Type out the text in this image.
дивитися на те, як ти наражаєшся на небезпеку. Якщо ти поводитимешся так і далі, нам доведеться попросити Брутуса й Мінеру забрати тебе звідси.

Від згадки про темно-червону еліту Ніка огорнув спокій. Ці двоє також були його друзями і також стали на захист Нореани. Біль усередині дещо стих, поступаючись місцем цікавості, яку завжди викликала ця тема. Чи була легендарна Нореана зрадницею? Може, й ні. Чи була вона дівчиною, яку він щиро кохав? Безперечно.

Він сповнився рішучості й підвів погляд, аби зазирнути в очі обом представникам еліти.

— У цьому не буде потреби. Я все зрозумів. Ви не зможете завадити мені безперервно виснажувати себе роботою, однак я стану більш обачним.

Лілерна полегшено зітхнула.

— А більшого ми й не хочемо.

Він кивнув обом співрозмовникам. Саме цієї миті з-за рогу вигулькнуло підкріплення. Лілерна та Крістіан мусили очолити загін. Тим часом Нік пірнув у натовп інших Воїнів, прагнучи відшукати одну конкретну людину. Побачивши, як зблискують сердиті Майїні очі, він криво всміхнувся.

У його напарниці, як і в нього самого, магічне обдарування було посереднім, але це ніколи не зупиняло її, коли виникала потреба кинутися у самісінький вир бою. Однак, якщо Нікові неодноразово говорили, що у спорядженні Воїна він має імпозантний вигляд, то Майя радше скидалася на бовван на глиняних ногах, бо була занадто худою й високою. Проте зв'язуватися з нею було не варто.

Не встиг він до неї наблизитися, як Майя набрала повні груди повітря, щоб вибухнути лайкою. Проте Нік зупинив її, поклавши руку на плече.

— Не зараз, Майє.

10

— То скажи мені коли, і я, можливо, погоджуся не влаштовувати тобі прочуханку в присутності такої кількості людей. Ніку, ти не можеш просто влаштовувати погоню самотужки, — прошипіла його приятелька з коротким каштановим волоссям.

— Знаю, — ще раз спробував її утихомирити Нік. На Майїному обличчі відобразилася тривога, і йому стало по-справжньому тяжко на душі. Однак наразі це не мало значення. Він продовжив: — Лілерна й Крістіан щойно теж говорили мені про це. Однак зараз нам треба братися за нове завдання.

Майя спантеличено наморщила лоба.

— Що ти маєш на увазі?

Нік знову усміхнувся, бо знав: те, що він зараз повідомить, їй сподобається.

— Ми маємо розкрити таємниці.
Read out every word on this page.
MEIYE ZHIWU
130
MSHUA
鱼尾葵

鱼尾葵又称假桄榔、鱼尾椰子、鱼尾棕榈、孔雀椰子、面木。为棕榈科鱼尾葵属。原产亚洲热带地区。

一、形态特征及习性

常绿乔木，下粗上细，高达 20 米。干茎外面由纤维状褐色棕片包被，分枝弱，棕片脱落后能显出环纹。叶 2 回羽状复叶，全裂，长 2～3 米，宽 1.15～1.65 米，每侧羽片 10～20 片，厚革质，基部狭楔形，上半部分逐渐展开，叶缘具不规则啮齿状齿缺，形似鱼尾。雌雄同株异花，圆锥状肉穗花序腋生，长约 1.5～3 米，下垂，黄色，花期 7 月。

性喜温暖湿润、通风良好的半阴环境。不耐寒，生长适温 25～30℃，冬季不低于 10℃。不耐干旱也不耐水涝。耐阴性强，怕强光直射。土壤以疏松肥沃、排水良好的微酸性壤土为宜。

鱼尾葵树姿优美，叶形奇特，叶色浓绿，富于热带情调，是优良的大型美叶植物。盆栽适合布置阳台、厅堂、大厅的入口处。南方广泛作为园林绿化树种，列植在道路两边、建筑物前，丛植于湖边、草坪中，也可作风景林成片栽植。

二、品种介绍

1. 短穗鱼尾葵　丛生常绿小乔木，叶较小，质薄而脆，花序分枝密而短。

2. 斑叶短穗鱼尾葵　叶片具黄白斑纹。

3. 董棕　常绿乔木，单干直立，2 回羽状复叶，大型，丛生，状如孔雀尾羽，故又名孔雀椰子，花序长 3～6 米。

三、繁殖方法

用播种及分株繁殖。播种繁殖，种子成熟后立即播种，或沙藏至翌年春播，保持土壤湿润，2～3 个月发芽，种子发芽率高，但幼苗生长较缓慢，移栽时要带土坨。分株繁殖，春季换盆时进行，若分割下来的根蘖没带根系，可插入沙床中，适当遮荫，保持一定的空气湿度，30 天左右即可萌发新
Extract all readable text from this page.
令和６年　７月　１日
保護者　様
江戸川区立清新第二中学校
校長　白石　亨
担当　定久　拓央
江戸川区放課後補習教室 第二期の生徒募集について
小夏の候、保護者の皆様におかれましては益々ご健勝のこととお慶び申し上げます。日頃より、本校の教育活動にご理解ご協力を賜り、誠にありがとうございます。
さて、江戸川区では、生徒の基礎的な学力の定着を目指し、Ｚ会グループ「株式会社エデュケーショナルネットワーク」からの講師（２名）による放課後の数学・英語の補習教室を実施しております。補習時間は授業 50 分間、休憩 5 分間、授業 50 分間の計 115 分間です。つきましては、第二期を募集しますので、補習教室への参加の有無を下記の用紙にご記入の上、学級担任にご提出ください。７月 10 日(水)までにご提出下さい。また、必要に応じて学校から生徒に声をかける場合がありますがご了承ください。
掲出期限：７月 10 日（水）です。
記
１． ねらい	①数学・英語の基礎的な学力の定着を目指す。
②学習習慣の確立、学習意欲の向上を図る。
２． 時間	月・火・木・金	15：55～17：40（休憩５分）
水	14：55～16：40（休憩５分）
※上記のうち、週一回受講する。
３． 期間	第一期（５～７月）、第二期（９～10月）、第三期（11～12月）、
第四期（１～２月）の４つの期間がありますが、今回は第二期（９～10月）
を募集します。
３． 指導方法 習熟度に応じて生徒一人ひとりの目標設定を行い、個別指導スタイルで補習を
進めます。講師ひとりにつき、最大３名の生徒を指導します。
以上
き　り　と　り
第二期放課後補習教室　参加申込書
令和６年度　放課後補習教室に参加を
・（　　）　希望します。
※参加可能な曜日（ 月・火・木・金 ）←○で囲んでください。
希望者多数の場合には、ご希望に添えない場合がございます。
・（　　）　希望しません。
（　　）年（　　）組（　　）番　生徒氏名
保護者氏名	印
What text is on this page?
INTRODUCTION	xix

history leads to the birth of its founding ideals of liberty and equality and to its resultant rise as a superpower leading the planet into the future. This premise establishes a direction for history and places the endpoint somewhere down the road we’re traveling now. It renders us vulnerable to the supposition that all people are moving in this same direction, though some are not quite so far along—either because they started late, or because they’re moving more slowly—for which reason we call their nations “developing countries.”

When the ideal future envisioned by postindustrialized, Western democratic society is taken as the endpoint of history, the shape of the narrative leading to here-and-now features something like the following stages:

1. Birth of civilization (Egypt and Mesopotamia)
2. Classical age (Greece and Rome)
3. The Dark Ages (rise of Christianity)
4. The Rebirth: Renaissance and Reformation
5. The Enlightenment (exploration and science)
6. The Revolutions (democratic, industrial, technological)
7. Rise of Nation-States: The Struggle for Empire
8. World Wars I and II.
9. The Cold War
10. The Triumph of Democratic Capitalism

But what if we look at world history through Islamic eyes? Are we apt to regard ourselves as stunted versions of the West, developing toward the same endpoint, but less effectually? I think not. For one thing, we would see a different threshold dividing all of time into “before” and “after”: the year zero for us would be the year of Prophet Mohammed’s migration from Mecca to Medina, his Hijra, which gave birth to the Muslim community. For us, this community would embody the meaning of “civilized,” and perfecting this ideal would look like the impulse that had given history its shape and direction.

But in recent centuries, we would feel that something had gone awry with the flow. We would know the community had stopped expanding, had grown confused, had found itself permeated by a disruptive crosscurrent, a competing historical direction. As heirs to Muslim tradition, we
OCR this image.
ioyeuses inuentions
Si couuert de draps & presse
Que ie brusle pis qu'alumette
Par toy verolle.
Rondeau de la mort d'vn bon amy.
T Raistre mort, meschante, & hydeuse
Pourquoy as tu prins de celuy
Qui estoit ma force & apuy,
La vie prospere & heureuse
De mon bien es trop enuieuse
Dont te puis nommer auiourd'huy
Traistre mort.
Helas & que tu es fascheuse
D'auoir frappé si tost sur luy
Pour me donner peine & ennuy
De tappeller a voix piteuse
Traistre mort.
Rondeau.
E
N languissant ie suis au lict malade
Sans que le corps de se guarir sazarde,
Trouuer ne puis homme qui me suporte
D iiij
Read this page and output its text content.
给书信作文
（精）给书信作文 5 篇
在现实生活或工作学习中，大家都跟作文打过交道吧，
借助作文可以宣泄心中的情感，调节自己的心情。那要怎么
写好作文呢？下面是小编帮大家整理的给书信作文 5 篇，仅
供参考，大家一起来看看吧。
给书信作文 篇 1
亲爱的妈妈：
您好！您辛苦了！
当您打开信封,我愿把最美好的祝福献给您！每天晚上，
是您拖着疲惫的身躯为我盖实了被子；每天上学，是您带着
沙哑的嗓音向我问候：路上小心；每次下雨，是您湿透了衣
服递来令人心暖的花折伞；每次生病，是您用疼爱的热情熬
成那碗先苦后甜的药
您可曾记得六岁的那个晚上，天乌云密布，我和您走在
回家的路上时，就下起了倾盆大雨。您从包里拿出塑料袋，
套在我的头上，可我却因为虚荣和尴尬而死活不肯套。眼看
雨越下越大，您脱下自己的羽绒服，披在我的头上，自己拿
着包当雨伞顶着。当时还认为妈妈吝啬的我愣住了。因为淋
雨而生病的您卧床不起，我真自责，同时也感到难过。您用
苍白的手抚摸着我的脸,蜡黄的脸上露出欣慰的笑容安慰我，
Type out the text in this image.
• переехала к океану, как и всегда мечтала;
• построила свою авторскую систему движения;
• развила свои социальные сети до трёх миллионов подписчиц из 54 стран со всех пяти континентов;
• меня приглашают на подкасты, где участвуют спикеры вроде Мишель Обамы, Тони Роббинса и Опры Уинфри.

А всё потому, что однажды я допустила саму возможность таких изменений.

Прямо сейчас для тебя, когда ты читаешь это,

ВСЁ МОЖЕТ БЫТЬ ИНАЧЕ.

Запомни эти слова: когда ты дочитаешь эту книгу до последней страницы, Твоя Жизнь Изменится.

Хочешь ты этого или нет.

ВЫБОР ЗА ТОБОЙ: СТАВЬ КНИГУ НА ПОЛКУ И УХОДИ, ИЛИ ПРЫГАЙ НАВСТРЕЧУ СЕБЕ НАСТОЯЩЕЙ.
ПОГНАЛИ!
━━━━━━
- Given problem -
In the listing, how many lines hold "回羽状复叶"? Answer with a bare number.

- The response -
2